[START OF Records to process]
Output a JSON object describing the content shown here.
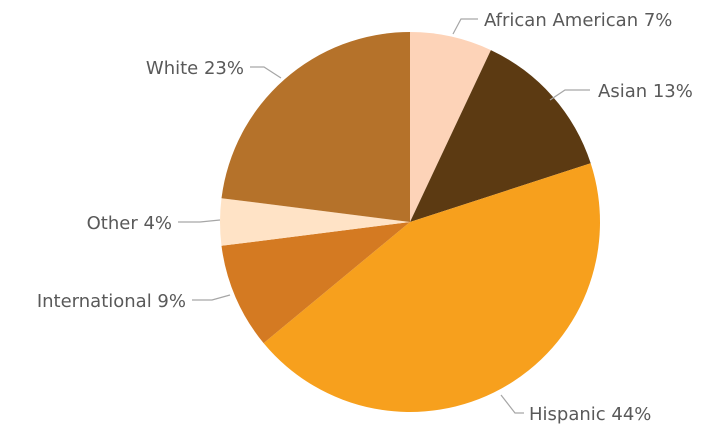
{
  "chart_data": {
    "type": "pie",
    "title": "",
    "slices": [
      {
        "label": "African American",
        "value": 7,
        "display": "African American 7%",
        "color": "#FDD3B8"
      },
      {
        "label": "Asian",
        "value": 13,
        "display": "Asian 13%",
        "color": "#5C3A12"
      },
      {
        "label": "Hispanic",
        "value": 44,
        "display": "Hispanic 44%",
        "color": "#F7A01D"
      },
      {
        "label": "International",
        "value": 9,
        "display": "International 9%",
        "color": "#D47A22"
      },
      {
        "label": "Other",
        "value": 4,
        "display": "Other 4%",
        "color": "#FFE3C6"
      },
      {
        "label": "White",
        "value": 23,
        "display": "White 23%",
        "color": "#B5722A"
      }
    ],
    "legend": "none",
    "data_labels": "outside with leader lines"
  }
}
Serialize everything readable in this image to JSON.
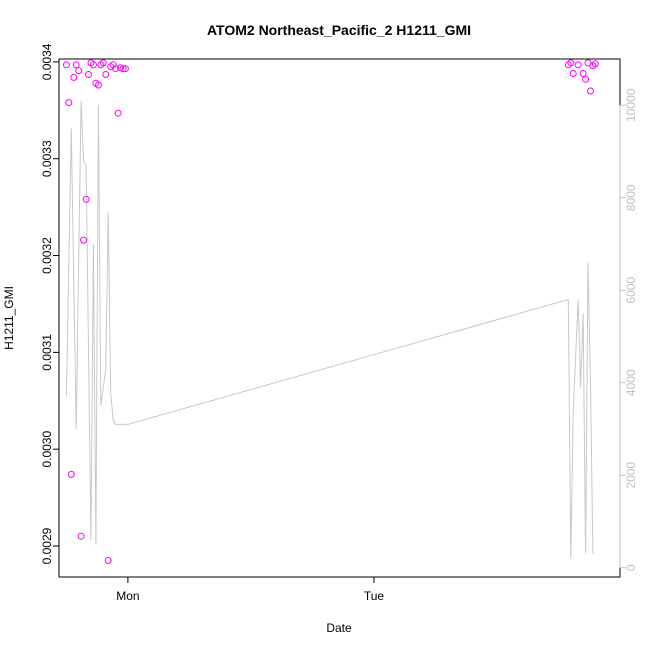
{
  "chart_data": {
    "type": "scatter",
    "title": "ATOM2 Northeast_Pacific_2 H1211_GMI",
    "xlabel": "Date",
    "ylabel": "H1211_GMI",
    "y2label": "",
    "xlim": [
      -0.28,
      2.0
    ],
    "ylim": [
      0.002868,
      0.003403
    ],
    "y2lim": [
      -200,
      11000
    ],
    "x_ticks": [
      {
        "value": 0,
        "label": "Mon"
      },
      {
        "value": 1,
        "label": "Tue"
      }
    ],
    "y_ticks": [
      0.0029,
      0.003,
      0.0031,
      0.0032,
      0.0033,
      0.0034
    ],
    "y_tick_labels": [
      "0.0029",
      "0.0030",
      "0.0031",
      "0.0032",
      "0.0033",
      "0.0034"
    ],
    "y2_ticks": [
      0,
      2000,
      4000,
      6000,
      8000,
      10000
    ],
    "y2_tick_labels": [
      "0",
      "2000",
      "4000",
      "6000",
      "8000",
      "10000"
    ],
    "grid": false,
    "colors": {
      "points": "#ff00ff",
      "line": "#c8c8c8",
      "axis": "#000000",
      "y2_axis": "#c0c0c0"
    },
    "series": [
      {
        "type": "scatter",
        "marker": "open-circle",
        "x": [
          -0.25,
          -0.24,
          -0.23,
          -0.22,
          -0.21,
          -0.2,
          -0.19,
          -0.18,
          -0.17,
          -0.16,
          -0.15,
          -0.14,
          -0.13,
          -0.12,
          -0.11,
          -0.1,
          -0.09,
          -0.08,
          -0.07,
          -0.06,
          -0.05,
          -0.04,
          -0.03,
          -0.02,
          -0.01,
          1.79,
          1.8,
          1.81,
          1.83,
          1.85,
          1.86,
          1.87,
          1.88,
          1.89,
          1.9
        ],
        "y": [
          0.003397,
          0.003358,
          0.002974,
          0.003384,
          0.003397,
          0.003391,
          0.00291,
          0.003216,
          0.003258,
          0.003387,
          0.003399,
          0.003397,
          0.003378,
          0.003376,
          0.003397,
          0.003399,
          0.003387,
          0.002885,
          0.003395,
          0.003397,
          0.003393,
          0.003347,
          0.003394,
          0.003393,
          0.003393,
          0.003397,
          0.003399,
          0.003388,
          0.003397,
          0.003388,
          0.003382,
          0.003399,
          0.00337,
          0.003396,
          0.003398
        ]
      },
      {
        "type": "line",
        "axis": "right",
        "x": [
          -0.25,
          -0.23,
          -0.21,
          -0.19,
          -0.18,
          -0.17,
          -0.15,
          -0.14,
          -0.13,
          -0.12,
          -0.11,
          -0.09,
          -0.08,
          -0.07,
          -0.06,
          -0.05,
          -0.04,
          -0.03,
          -0.02,
          -0.01,
          0.0,
          1.79,
          1.8,
          1.81,
          1.83,
          1.84,
          1.85,
          1.86,
          1.87,
          1.88,
          1.89
        ],
        "y": [
          3700,
          9500,
          3000,
          10100,
          8800,
          8700,
          600,
          7000,
          500,
          10000,
          3500,
          4300,
          7700,
          3800,
          3200,
          3100,
          3100,
          3100,
          3100,
          3100,
          3100,
          5800,
          200,
          3400,
          5800,
          3900,
          5500,
          300,
          6600,
          4000,
          300
        ]
      }
    ]
  }
}
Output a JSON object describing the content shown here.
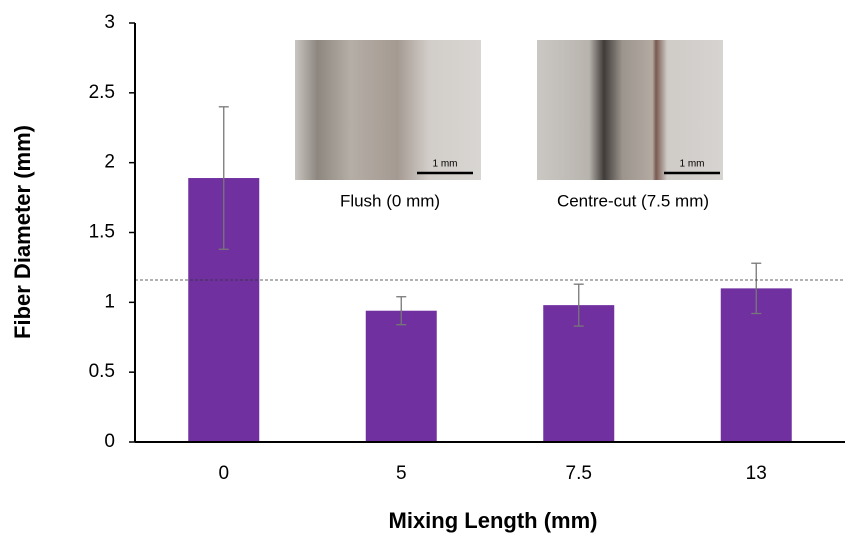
{
  "chart_data": {
    "type": "bar",
    "x_label": "Mixing Length (mm)",
    "y_label": "Fiber Diameter (mm)",
    "categories": [
      "0",
      "5",
      "7.5",
      "13"
    ],
    "values": [
      1.89,
      0.94,
      0.98,
      1.1
    ],
    "errors": [
      0.51,
      0.1,
      0.15,
      0.18
    ],
    "color": "#7030a0",
    "error_color": "#777777",
    "ylim": [
      0,
      3
    ],
    "yticks": [
      0,
      0.5,
      1,
      1.5,
      2,
      2.5,
      3
    ],
    "grid": false,
    "reference_line": 1.16,
    "insets": [
      {
        "caption": "Flush (0 mm)",
        "scale_label": "1 mm"
      },
      {
        "caption": "Centre-cut (7.5 mm)",
        "scale_label": "1 mm"
      }
    ]
  }
}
[END OF Records to process]
Exercise objective: Give the material again exactly as it is, but keep the pictures out.

Exercise answer:
Output a JSON object describing the content shown here.
{
  "chart_data": {
    "type": "pie",
    "title": "",
    "slices": [
      {
        "label": "African American",
        "value": 7,
        "display": "African American 7%",
        "color": "#FDD3B8"
      },
      {
        "label": "Asian",
        "value": 13,
        "display": "Asian 13%",
        "color": "#5C3A12"
      },
      {
        "label": "Hispanic",
        "value": 44,
        "display": "Hispanic 44%",
        "color": "#F7A01D"
      },
      {
        "label": "International",
        "value": 9,
        "display": "International 9%",
        "color": "#D47A22"
      },
      {
        "label": "Other",
        "value": 4,
        "display": "Other 4%",
        "color": "#FFE3C6"
      },
      {
        "label": "White",
        "value": 23,
        "display": "White 23%",
        "color": "#B5722A"
      }
    ],
    "legend": "none",
    "data_labels": "outside with leader lines"
  }
}
Serialize everything readable in this image to JSON.
{
  "chart_data": {
    "type": "scatter",
    "title": "ATOM2 Northeast_Pacific_2 H1211_GMI",
    "xlabel": "Date",
    "ylabel": "H1211_GMI",
    "y2label": "",
    "xlim": [
      -0.28,
      2.0
    ],
    "ylim": [
      0.002868,
      0.003403
    ],
    "y2lim": [
      -200,
      11000
    ],
    "x_ticks": [
      {
        "value": 0,
        "label": "Mon"
      },
      {
        "value": 1,
        "label": "Tue"
      }
    ],
    "y_ticks": [
      0.0029,
      0.003,
      0.0031,
      0.0032,
      0.0033,
      0.0034
    ],
    "y_tick_labels": [
      "0.0029",
      "0.0030",
      "0.0031",
      "0.0032",
      "0.0033",
      "0.0034"
    ],
    "y2_ticks": [
      0,
      2000,
      4000,
      6000,
      8000,
      10000
    ],
    "y2_tick_labels": [
      "0",
      "2000",
      "4000",
      "6000",
      "8000",
      "10000"
    ],
    "grid": false,
    "colors": {
      "points": "#ff00ff",
      "line": "#c8c8c8",
      "axis": "#000000",
      "y2_axis": "#c0c0c0"
    },
    "series": [
      {
        "type": "scatter",
        "marker": "open-circle",
        "x": [
          -0.25,
          -0.24,
          -0.23,
          -0.22,
          -0.21,
          -0.2,
          -0.19,
          -0.18,
          -0.17,
          -0.16,
          -0.15,
          -0.14,
          -0.13,
          -0.12,
          -0.11,
          -0.1,
          -0.09,
          -0.08,
          -0.07,
          -0.06,
          -0.05,
          -0.04,
          -0.03,
          -0.02,
          -0.01,
          1.79,
          1.8,
          1.81,
          1.83,
          1.85,
          1.86,
          1.87,
          1.88,
          1.89,
          1.9
        ],
        "y": [
          0.003397,
          0.003358,
          0.002974,
          0.003384,
          0.003397,
          0.003391,
          0.00291,
          0.003216,
          0.003258,
          0.003387,
          0.003399,
          0.003397,
          0.003378,
          0.003376,
          0.003397,
          0.003399,
          0.003387,
          0.002885,
          0.003395,
          0.003397,
          0.003393,
          0.003347,
          0.003394,
          0.003393,
          0.003393,
          0.003397,
          0.003399,
          0.003388,
          0.003397,
          0.003388,
          0.003382,
          0.003399,
          0.00337,
          0.003396,
          0.003398
        ]
      },
      {
        "type": "line",
        "axis": "right",
        "x": [
          -0.25,
          -0.23,
          -0.21,
          -0.19,
          -0.18,
          -0.17,
          -0.15,
          -0.14,
          -0.13,
          -0.12,
          -0.11,
          -0.09,
          -0.08,
          -0.07,
          -0.06,
          -0.05,
          -0.04,
          -0.03,
          -0.02,
          -0.01,
          0.0,
          1.79,
          1.8,
          1.81,
          1.83,
          1.84,
          1.85,
          1.86,
          1.87,
          1.88,
          1.89
        ],
        "y": [
          3700,
          9500,
          3000,
          10100,
          8800,
          8700,
          600,
          7000,
          500,
          10000,
          3500,
          4300,
          7700,
          3800,
          3200,
          3100,
          3100,
          3100,
          3100,
          3100,
          3100,
          5800,
          200,
          3400,
          5800,
          3900,
          5500,
          300,
          6600,
          4000,
          300
        ]
      }
    ]
  }
}
Output a JSON object describing the content shown here.
{
  "chart_data": {
    "type": "bar",
    "x_label": "Mixing Length (mm)",
    "y_label": "Fiber Diameter (mm)",
    "categories": [
      "0",
      "5",
      "7.5",
      "13"
    ],
    "values": [
      1.89,
      0.94,
      0.98,
      1.1
    ],
    "errors": [
      0.51,
      0.1,
      0.15,
      0.18
    ],
    "color": "#7030a0",
    "error_color": "#777777",
    "ylim": [
      0,
      3
    ],
    "yticks": [
      0,
      0.5,
      1,
      1.5,
      2,
      2.5,
      3
    ],
    "grid": false,
    "reference_line": 1.16,
    "insets": [
      {
        "caption": "Flush (0 mm)",
        "scale_label": "1 mm"
      },
      {
        "caption": "Centre-cut (7.5 mm)",
        "scale_label": "1 mm"
      }
    ]
  }
}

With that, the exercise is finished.